Stated goal → Provide a single number: the count of lines containing the string "people".

Dataset content →
··········

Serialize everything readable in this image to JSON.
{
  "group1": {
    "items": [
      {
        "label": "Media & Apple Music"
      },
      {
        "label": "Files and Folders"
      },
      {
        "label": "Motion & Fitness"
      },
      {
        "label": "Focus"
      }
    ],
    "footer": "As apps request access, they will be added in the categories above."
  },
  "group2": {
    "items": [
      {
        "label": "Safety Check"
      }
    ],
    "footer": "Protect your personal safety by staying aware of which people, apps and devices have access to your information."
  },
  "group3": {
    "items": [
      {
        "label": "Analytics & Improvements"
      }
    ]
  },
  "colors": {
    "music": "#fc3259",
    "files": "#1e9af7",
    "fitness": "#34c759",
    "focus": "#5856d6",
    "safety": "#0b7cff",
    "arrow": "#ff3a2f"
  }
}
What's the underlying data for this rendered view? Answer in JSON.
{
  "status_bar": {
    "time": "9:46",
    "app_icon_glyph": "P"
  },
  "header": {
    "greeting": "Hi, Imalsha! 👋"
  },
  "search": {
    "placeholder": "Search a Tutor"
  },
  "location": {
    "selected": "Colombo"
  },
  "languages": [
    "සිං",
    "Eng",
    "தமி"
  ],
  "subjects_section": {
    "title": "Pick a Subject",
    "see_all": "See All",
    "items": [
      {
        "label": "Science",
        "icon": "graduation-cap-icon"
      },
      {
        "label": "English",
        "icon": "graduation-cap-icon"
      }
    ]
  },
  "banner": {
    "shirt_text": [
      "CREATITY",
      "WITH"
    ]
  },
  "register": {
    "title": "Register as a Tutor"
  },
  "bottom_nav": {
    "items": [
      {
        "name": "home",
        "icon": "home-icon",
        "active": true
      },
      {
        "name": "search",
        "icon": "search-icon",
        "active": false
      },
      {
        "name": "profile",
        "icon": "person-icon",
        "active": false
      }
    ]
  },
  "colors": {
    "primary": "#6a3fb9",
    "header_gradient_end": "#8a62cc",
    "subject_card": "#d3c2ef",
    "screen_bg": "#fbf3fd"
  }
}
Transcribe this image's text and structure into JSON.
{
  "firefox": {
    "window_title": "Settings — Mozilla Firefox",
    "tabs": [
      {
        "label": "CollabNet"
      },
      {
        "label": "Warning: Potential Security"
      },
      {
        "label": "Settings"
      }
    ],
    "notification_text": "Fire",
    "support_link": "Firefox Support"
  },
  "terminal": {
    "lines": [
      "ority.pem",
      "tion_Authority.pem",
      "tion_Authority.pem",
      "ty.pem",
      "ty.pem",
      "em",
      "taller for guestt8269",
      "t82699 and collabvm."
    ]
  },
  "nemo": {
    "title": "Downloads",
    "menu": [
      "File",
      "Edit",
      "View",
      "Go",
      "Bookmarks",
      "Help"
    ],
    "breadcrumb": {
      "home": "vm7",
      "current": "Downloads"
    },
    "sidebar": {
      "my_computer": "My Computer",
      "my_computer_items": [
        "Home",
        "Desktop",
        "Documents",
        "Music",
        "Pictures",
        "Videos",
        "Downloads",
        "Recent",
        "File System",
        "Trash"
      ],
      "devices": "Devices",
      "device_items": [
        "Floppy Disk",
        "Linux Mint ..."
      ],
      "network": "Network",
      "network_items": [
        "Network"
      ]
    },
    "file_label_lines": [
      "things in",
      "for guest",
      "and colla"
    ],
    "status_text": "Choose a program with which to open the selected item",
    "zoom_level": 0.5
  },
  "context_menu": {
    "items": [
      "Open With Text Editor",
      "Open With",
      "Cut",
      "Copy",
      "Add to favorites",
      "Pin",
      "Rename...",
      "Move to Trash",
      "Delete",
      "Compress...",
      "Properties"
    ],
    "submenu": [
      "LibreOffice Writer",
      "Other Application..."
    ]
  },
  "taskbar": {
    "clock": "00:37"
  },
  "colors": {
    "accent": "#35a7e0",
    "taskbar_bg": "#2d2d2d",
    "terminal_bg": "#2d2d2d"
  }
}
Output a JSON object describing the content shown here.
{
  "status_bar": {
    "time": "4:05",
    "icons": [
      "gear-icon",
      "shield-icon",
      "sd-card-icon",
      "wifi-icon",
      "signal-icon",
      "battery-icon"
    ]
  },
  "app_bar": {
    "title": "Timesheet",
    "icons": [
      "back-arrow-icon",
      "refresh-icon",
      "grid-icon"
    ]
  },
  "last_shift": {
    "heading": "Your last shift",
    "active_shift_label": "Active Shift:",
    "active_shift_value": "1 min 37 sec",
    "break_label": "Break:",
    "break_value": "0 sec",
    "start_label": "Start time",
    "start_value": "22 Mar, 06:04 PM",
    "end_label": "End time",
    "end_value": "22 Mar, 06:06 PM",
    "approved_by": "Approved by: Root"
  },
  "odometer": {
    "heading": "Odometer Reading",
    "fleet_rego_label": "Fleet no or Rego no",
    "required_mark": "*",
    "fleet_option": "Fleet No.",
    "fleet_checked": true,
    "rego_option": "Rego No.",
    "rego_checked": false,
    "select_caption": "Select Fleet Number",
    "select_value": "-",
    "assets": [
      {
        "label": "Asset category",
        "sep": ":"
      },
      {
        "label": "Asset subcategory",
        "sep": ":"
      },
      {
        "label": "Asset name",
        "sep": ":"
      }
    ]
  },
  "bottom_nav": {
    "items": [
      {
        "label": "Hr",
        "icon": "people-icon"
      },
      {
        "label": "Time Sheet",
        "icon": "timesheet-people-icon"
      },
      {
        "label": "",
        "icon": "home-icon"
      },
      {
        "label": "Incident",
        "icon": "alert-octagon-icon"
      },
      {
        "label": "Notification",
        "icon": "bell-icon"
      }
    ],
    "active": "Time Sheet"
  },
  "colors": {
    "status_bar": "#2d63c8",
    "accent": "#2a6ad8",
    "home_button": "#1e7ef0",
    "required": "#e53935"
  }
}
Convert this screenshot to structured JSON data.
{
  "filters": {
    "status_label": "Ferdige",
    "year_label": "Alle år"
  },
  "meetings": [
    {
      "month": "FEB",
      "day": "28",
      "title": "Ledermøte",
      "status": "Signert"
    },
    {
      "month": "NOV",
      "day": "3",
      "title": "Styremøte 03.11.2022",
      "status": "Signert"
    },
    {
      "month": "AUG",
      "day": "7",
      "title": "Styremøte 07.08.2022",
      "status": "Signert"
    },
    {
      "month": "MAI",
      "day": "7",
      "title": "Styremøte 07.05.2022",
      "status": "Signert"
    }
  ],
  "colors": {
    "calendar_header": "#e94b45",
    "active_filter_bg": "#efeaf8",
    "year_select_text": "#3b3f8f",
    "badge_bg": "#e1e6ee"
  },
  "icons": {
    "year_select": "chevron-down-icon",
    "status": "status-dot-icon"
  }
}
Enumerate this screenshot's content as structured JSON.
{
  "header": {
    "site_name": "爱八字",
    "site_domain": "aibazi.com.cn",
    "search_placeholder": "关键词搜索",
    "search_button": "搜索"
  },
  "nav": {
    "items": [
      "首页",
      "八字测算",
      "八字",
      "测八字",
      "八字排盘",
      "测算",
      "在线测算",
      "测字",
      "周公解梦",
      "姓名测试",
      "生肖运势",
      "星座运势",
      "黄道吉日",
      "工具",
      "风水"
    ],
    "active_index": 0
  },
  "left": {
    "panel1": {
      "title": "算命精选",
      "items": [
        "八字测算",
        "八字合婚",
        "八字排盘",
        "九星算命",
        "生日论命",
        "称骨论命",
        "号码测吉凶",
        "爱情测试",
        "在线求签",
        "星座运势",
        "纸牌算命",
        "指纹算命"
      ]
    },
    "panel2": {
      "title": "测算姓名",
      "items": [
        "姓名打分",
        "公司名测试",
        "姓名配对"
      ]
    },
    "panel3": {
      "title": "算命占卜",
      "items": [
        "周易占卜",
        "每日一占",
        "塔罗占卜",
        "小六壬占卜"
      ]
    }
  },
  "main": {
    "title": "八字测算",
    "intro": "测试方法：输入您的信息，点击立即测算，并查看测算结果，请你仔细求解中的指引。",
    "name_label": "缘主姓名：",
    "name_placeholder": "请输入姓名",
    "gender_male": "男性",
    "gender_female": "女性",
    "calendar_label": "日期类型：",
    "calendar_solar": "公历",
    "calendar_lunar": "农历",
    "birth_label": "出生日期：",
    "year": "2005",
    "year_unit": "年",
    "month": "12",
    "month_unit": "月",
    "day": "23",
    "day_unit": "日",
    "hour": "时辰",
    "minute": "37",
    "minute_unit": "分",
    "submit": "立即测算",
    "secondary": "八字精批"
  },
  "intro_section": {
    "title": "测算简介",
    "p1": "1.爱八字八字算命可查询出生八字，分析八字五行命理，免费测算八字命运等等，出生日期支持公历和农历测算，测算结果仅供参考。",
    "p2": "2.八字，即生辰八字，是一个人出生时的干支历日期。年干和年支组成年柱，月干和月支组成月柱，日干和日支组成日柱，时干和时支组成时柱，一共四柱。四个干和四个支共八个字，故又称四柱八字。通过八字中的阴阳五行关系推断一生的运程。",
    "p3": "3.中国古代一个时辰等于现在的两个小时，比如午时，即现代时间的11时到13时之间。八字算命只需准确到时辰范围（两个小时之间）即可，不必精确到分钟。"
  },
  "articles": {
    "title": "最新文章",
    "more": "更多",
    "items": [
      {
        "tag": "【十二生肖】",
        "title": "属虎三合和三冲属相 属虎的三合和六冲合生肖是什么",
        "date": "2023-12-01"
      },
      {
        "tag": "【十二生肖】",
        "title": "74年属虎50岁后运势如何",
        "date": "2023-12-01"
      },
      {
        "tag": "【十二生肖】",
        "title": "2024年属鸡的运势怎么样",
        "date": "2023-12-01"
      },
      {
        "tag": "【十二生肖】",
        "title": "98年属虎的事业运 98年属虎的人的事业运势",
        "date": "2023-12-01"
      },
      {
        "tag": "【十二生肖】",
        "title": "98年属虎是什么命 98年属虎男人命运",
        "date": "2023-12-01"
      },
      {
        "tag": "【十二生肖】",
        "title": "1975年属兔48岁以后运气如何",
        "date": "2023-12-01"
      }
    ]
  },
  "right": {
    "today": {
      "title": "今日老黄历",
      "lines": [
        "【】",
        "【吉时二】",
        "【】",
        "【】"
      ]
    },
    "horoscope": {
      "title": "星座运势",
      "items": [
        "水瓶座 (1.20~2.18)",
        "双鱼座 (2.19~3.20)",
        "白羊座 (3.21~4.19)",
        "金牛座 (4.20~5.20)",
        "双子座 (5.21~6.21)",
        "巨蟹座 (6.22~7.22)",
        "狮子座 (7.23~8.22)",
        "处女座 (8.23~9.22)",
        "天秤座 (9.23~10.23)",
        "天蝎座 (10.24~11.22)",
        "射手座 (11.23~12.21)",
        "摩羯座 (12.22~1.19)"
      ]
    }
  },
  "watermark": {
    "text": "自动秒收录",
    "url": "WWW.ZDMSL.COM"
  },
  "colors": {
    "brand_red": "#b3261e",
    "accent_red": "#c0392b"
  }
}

··········

In response → 3